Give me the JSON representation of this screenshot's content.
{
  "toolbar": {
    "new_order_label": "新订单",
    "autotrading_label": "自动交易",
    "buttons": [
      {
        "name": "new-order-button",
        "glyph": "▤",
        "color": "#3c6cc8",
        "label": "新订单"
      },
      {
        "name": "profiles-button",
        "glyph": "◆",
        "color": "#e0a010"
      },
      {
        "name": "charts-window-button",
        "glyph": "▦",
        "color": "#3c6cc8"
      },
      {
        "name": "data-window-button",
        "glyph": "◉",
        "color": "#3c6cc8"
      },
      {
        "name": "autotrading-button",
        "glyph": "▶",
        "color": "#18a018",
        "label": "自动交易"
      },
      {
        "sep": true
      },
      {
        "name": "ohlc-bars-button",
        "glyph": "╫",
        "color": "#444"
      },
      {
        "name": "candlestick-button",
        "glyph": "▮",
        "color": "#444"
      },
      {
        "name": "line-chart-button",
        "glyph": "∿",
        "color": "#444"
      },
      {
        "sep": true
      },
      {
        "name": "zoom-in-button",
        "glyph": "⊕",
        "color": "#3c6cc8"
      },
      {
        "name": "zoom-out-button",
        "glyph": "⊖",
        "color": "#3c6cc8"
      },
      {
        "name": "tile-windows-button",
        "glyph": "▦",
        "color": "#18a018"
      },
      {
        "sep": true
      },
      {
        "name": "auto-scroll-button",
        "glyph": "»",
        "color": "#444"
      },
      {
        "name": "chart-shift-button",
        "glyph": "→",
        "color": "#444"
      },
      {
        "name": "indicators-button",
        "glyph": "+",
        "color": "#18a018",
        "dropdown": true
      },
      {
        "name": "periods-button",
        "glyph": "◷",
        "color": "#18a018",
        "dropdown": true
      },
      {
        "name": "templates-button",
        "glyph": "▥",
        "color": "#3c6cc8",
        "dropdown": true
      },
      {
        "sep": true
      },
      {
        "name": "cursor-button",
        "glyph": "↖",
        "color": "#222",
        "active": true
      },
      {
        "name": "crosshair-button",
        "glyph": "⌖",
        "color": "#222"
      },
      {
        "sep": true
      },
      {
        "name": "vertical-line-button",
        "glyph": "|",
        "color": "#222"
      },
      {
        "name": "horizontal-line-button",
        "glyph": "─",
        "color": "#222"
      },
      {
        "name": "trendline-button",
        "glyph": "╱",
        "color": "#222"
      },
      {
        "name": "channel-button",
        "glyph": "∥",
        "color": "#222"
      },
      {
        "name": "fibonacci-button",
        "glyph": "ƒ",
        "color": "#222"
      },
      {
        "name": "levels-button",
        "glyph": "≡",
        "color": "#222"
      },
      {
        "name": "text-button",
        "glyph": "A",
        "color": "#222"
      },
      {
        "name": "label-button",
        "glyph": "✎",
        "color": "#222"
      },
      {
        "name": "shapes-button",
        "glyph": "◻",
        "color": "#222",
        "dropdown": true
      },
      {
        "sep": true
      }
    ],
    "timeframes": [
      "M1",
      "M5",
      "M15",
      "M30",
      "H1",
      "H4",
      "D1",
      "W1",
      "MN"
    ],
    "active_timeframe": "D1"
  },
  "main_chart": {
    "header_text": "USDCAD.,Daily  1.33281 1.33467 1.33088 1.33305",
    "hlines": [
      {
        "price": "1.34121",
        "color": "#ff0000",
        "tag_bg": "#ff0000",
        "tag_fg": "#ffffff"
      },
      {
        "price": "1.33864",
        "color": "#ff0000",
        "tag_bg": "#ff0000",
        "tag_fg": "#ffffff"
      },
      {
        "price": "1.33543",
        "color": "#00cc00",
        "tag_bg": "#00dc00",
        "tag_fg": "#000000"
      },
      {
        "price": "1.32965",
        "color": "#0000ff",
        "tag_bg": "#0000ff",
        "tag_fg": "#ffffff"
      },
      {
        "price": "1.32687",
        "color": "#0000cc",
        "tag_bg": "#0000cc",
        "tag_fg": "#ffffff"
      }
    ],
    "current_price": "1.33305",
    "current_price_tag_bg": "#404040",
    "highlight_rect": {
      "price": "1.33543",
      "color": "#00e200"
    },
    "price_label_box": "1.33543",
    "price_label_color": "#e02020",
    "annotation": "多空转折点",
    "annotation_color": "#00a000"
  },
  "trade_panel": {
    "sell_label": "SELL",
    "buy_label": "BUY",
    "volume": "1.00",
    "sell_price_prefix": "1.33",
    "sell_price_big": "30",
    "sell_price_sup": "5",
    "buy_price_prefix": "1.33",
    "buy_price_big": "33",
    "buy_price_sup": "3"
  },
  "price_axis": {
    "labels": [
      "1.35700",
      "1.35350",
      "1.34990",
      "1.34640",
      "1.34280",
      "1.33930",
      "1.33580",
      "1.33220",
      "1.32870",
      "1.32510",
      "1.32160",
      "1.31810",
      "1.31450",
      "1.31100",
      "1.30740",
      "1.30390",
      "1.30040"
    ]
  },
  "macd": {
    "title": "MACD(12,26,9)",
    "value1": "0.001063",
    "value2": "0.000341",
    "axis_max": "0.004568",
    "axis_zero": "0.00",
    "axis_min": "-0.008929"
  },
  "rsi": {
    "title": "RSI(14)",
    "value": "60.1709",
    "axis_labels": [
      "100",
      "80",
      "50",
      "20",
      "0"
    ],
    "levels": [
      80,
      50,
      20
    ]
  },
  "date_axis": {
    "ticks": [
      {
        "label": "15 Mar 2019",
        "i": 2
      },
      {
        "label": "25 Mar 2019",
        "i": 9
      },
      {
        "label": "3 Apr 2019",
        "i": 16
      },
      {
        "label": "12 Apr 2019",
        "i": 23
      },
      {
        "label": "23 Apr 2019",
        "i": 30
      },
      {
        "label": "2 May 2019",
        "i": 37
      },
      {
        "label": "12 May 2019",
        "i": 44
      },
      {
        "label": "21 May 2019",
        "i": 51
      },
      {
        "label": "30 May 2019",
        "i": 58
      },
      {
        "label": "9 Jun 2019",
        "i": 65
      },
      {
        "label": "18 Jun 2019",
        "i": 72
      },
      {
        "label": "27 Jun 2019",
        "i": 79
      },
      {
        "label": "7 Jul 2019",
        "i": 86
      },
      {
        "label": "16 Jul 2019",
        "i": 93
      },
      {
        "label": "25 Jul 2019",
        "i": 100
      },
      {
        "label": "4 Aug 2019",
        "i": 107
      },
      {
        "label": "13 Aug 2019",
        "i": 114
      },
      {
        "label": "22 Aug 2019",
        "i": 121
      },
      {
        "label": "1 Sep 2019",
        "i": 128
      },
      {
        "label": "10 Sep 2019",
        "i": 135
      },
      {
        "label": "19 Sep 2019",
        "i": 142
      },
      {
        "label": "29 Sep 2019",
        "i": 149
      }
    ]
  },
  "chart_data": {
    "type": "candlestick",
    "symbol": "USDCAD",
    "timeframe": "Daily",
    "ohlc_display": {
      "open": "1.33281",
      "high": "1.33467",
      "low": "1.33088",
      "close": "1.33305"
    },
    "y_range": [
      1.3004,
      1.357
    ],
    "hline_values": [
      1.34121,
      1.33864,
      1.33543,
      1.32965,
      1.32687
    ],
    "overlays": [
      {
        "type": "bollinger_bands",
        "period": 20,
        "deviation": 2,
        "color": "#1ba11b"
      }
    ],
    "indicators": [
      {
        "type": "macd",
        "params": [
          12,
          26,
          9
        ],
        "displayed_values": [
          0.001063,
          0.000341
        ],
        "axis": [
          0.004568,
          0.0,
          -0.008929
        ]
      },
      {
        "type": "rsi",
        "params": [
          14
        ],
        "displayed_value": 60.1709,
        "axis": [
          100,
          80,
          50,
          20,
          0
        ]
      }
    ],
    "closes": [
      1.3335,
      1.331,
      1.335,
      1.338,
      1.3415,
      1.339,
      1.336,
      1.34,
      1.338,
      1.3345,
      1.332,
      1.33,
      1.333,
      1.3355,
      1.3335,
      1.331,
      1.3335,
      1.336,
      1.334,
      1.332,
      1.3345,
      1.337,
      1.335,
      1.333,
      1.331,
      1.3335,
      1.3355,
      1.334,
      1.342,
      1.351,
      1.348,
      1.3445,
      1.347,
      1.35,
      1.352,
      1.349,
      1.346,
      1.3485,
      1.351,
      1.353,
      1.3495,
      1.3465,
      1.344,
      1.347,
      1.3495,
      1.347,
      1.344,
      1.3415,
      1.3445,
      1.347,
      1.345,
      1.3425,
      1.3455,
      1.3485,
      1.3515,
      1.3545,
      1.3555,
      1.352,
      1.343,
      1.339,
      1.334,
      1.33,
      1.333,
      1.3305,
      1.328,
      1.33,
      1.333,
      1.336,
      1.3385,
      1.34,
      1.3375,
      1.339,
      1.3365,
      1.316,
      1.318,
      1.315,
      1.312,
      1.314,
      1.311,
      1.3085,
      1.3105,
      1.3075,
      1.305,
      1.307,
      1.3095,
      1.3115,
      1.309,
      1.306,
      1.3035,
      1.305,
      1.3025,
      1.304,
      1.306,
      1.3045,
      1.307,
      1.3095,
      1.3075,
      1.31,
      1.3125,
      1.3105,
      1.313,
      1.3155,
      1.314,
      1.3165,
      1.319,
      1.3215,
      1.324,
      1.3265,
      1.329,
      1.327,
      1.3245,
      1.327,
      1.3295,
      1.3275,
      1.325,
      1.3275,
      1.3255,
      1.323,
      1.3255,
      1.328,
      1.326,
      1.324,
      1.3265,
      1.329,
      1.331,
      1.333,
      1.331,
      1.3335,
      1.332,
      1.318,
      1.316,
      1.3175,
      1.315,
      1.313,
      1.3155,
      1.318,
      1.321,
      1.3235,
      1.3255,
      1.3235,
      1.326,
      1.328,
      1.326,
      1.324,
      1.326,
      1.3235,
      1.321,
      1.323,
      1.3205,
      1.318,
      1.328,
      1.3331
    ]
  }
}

• • •

Copy each line that contains the word "Daily".

Solution =>
    "header_text": "USDCAD.,Daily  1.33281 1.33467 1.33088 1.33305",
    "timeframe": "Daily",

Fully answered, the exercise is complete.